Aim - Copy out each line containing "résidentielles" from the entries below.

Dataset content -
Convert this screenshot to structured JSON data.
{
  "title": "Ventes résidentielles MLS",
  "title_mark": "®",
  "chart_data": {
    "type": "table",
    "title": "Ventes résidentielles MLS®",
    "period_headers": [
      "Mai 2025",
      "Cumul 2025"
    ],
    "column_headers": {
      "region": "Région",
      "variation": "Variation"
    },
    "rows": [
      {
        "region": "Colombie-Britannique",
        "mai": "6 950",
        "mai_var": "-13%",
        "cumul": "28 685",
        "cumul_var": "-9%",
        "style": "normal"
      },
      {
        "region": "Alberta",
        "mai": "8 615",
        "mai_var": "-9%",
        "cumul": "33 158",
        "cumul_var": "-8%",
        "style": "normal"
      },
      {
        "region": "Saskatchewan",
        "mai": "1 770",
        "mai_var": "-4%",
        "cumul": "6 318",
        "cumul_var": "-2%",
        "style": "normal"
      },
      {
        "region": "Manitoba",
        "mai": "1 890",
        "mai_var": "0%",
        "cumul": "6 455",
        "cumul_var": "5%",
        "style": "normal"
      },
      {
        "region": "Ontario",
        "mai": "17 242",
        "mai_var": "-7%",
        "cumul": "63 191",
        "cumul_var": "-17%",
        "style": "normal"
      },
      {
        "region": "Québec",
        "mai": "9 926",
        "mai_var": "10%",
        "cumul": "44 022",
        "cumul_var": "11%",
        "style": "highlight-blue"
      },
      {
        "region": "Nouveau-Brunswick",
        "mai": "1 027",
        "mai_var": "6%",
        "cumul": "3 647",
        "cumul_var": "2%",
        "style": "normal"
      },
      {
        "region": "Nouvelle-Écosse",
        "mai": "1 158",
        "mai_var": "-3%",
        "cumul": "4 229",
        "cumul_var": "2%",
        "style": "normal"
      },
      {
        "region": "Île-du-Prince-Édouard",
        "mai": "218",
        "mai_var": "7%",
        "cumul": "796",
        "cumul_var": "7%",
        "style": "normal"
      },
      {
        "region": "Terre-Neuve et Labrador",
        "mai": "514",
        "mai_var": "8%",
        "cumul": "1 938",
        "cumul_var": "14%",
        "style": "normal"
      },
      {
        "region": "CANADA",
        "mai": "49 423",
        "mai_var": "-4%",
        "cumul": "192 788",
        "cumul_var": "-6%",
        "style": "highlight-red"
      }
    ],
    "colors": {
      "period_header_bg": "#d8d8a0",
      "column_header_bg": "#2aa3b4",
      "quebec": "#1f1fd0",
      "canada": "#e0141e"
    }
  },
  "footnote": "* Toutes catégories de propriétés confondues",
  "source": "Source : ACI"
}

Result for this task -
  "title": "Ventes résidentielles MLS",
    "title": "Ventes résidentielles MLS®",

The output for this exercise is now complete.